[SET TASK]:
In the entries that follow, how many lines contain "args"? Answer with the number only.

[MATERIAL PROVIDED]:
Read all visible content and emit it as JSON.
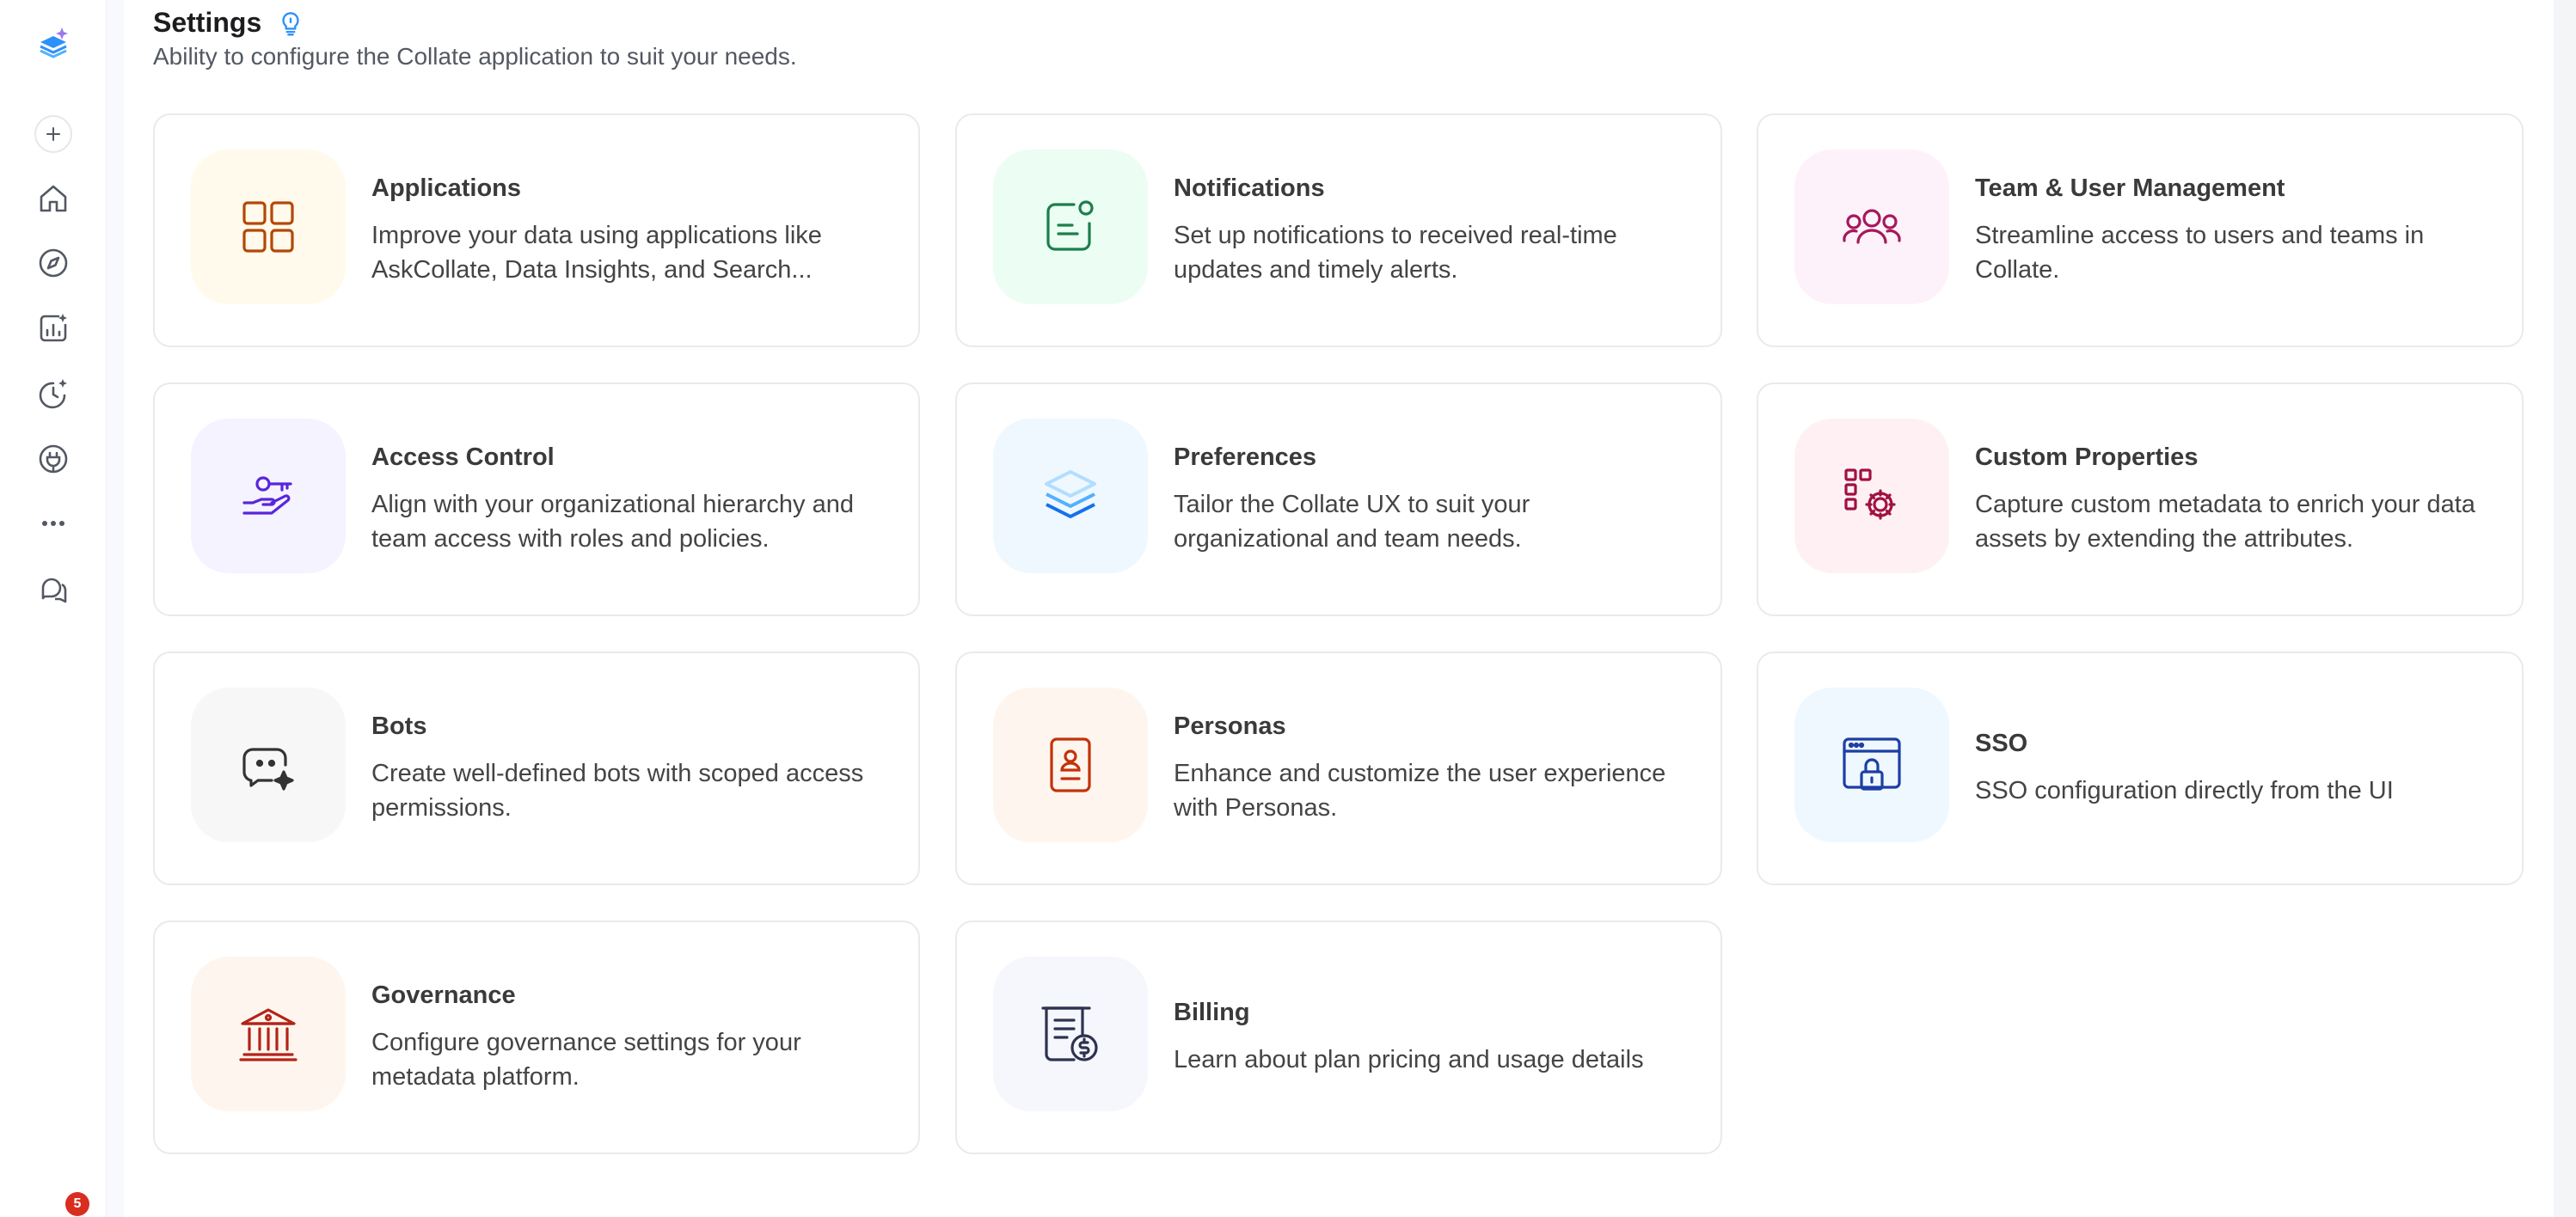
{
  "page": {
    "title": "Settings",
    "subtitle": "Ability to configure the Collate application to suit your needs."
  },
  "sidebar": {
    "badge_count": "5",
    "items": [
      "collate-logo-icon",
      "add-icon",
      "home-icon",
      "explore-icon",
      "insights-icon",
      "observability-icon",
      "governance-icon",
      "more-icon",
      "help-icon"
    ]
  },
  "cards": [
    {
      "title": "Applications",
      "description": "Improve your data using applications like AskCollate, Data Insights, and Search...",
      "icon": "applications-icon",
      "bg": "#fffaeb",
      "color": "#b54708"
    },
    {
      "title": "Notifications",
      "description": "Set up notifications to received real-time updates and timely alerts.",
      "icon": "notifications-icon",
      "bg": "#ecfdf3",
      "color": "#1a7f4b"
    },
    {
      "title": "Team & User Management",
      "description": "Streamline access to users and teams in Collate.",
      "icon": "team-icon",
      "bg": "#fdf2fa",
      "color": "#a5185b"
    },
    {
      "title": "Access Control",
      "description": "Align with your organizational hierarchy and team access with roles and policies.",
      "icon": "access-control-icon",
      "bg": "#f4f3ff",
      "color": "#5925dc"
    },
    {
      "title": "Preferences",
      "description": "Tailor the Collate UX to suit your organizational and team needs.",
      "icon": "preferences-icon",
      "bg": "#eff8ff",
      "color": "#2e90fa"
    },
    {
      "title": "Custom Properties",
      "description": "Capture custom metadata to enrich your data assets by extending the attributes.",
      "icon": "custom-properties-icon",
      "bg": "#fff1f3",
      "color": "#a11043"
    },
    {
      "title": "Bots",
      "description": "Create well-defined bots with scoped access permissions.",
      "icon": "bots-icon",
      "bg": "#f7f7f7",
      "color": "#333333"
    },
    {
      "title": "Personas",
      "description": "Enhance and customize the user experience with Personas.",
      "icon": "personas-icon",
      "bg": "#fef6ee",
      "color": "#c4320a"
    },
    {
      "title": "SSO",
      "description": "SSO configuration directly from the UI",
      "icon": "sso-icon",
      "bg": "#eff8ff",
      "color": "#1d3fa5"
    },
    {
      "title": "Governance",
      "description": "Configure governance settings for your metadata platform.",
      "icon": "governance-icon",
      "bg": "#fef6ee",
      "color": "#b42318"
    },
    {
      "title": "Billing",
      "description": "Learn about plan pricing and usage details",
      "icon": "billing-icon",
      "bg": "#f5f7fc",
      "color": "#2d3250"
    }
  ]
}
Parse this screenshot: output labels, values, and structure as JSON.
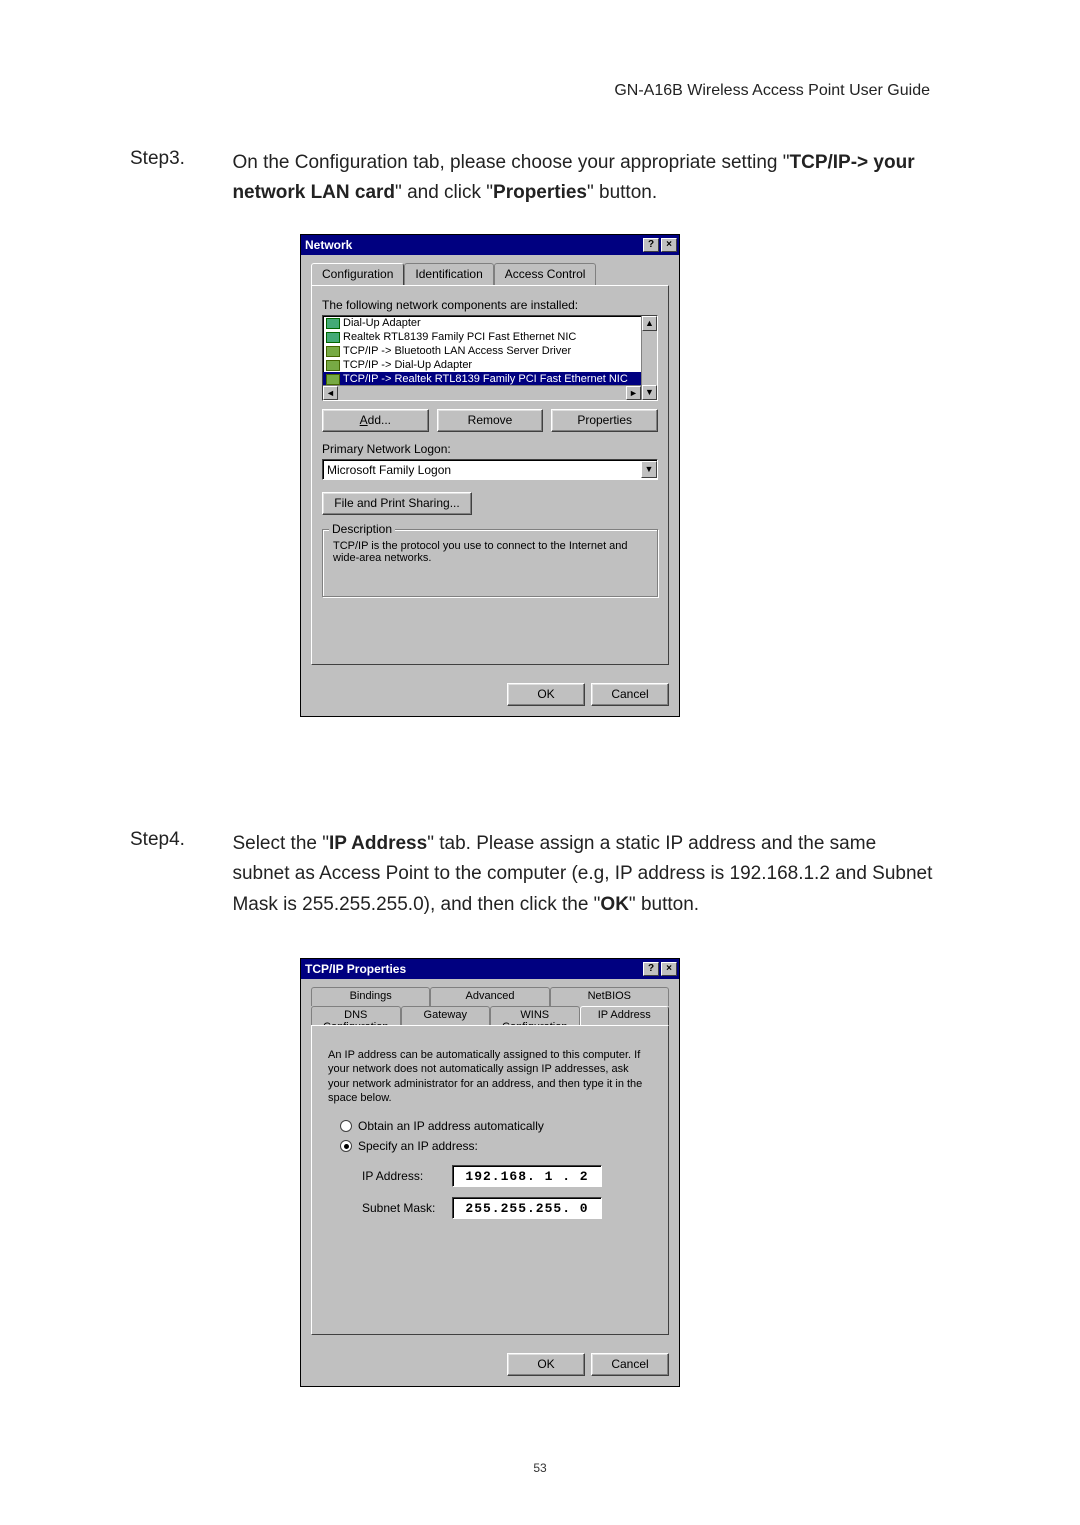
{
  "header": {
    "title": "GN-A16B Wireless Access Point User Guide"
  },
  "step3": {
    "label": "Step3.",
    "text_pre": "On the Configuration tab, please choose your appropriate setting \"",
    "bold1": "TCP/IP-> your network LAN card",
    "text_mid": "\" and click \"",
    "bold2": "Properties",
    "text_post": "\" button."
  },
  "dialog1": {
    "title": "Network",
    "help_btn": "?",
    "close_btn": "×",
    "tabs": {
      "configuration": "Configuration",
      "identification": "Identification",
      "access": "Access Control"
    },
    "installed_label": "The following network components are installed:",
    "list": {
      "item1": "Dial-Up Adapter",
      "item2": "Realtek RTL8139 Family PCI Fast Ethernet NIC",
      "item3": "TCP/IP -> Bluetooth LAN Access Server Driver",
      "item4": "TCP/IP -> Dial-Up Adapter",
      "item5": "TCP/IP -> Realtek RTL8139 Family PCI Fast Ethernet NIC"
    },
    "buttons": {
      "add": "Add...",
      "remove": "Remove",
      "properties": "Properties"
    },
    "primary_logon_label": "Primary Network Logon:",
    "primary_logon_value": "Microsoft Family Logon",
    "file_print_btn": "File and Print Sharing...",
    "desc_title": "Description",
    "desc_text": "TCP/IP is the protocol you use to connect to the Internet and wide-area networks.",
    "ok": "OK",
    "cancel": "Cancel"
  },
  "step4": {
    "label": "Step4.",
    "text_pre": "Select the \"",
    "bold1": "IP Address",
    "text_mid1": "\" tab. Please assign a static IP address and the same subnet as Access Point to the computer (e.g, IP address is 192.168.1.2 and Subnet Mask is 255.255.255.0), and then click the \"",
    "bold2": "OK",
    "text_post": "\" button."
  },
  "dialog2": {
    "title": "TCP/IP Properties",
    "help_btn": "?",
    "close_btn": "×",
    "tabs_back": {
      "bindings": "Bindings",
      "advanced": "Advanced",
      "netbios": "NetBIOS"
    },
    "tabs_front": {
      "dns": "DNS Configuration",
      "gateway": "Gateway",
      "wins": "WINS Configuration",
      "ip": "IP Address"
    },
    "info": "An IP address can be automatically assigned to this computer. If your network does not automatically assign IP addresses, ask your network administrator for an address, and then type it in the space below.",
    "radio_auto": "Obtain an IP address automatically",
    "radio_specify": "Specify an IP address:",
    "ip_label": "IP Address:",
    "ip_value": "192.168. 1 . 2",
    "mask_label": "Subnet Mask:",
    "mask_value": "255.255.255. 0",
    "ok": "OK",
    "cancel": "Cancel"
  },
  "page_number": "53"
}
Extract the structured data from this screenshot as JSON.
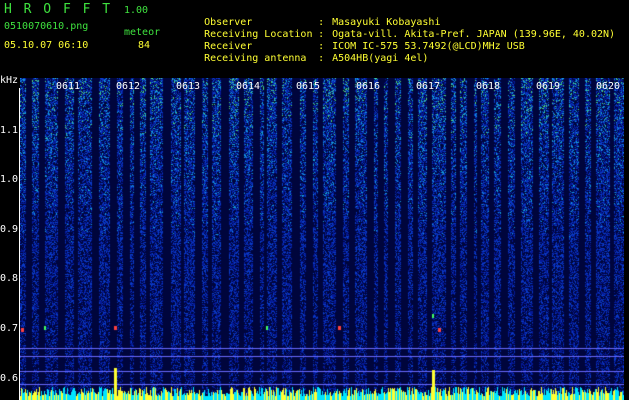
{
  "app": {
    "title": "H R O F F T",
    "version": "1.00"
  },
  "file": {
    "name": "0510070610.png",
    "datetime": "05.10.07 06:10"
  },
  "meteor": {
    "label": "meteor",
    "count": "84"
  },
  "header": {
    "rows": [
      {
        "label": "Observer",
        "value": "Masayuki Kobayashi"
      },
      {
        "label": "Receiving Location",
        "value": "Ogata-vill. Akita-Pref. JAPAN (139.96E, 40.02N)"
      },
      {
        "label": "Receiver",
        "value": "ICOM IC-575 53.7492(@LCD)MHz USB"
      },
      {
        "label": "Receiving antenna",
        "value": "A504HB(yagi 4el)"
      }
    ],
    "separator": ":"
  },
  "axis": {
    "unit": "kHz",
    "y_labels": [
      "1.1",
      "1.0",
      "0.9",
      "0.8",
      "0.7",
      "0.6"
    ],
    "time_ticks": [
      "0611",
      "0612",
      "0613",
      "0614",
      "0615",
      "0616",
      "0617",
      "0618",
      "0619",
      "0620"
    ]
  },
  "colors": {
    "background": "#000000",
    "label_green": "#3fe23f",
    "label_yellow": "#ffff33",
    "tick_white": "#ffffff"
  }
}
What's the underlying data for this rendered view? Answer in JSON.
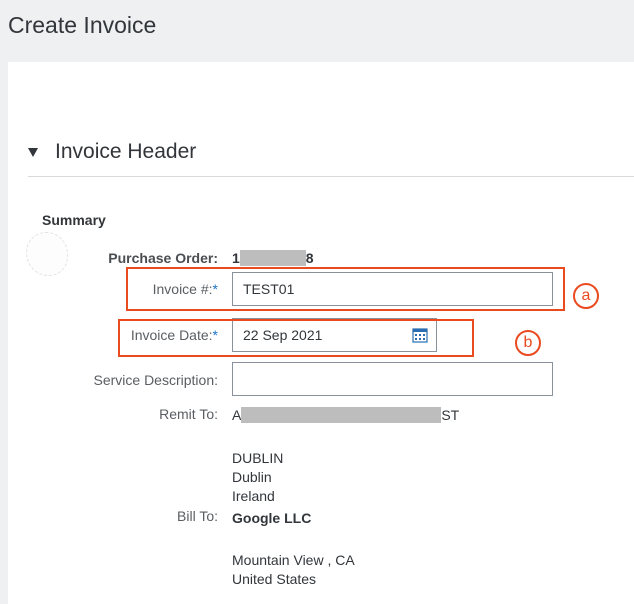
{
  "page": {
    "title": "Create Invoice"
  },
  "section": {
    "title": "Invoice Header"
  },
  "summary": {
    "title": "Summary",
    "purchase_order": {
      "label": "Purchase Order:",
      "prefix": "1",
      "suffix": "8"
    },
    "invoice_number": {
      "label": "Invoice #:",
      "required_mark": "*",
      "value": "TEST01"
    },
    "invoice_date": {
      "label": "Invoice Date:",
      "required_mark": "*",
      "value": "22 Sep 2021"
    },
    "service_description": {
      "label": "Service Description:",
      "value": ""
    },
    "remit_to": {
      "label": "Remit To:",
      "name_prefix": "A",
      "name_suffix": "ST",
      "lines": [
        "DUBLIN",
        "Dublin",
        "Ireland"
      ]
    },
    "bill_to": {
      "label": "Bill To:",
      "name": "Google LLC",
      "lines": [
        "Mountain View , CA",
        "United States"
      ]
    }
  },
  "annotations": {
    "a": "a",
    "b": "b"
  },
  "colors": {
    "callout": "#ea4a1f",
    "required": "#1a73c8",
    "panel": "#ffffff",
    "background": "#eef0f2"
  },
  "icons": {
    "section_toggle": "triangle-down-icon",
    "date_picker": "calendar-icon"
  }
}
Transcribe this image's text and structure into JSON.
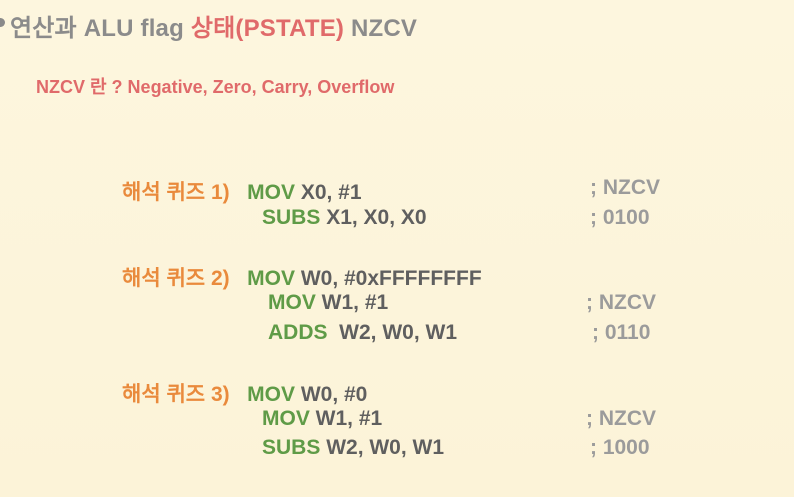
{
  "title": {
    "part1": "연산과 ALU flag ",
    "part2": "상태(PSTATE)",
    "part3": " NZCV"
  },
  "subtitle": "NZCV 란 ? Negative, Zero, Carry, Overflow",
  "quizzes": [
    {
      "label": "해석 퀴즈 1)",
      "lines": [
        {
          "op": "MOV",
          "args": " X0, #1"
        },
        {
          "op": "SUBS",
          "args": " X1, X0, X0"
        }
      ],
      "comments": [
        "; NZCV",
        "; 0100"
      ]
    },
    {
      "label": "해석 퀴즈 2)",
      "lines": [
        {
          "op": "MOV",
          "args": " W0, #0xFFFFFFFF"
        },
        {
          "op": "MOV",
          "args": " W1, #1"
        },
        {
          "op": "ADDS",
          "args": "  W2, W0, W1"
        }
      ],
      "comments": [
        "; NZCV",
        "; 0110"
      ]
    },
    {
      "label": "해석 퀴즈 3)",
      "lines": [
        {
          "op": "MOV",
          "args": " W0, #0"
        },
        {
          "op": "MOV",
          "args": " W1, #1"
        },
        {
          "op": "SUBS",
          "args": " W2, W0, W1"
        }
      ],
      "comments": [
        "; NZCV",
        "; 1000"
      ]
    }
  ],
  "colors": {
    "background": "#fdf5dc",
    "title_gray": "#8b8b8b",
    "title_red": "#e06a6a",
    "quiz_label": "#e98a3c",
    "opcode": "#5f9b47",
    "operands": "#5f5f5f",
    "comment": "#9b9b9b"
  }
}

[RESPONSE TO THIS TASK]:
8